# [Exercise instructions]
Restate the complete material exactly.

# [Extracted records]
──────

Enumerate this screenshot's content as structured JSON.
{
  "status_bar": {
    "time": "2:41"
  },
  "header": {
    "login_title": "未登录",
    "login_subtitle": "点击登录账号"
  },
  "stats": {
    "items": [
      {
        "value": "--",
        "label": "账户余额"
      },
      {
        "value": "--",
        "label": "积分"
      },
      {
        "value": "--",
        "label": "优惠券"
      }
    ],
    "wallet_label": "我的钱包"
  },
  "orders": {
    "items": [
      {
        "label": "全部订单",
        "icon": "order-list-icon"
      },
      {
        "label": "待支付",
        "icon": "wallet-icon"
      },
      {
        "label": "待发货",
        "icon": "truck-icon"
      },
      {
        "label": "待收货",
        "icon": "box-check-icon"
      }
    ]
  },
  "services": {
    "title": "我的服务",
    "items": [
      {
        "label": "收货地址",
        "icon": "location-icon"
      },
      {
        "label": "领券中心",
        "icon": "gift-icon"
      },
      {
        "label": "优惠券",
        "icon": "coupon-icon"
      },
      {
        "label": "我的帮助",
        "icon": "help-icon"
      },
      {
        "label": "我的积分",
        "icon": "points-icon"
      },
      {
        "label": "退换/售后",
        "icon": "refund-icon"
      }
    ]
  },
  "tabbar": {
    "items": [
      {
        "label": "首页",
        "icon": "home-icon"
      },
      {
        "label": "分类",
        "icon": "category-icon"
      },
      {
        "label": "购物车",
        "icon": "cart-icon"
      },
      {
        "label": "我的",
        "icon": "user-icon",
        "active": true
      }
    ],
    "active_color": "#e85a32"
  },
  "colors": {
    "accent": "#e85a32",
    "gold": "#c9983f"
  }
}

──────

# [Task output]
Enumerate this screenshot's content as structured JSON.
{
  "status_bar": {
    "time": "2:41"
  },
  "header": {
    "login_title": "未登录",
    "login_subtitle": "点击登录账号"
  },
  "stats": {
    "items": [
      {
        "value": "--",
        "label": "账户余额"
      },
      {
        "value": "--",
        "label": "积分"
      },
      {
        "value": "--",
        "label": "优惠券"
      }
    ],
    "wallet_label": "我的钱包"
  },
  "orders": {
    "items": [
      {
        "label": "全部订单",
        "icon": "order-list-icon"
      },
      {
        "label": "待支付",
        "icon": "wallet-icon"
      },
      {
        "label": "待发货",
        "icon": "truck-icon"
      },
      {
        "label": "待收货",
        "icon": "box-check-icon"
      }
    ]
  },
  "services": {
    "title": "我的服务",
    "items": [
      {
        "label": "收货地址",
        "icon": "location-icon"
      },
      {
        "label": "领券中心",
        "icon": "gift-icon"
      },
      {
        "label": "优惠券",
        "icon": "coupon-icon"
      },
      {
        "label": "我的帮助",
        "icon": "help-icon"
      },
      {
        "label": "我的积分",
        "icon": "points-icon"
      },
      {
        "label": "退换/售后",
        "icon": "refund-icon"
      }
    ]
  },
  "tabbar": {
    "items": [
      {
        "label": "首页",
        "icon": "home-icon"
      },
      {
        "label": "分类",
        "icon": "category-icon"
      },
      {
        "label": "购物车",
        "icon": "cart-icon"
      },
      {
        "label": "我的",
        "icon": "user-icon",
        "active": true
      }
    ],
    "active_color": "#e85a32"
  },
  "colors": {
    "accent": "#e85a32",
    "gold": "#c9983f"
  }
}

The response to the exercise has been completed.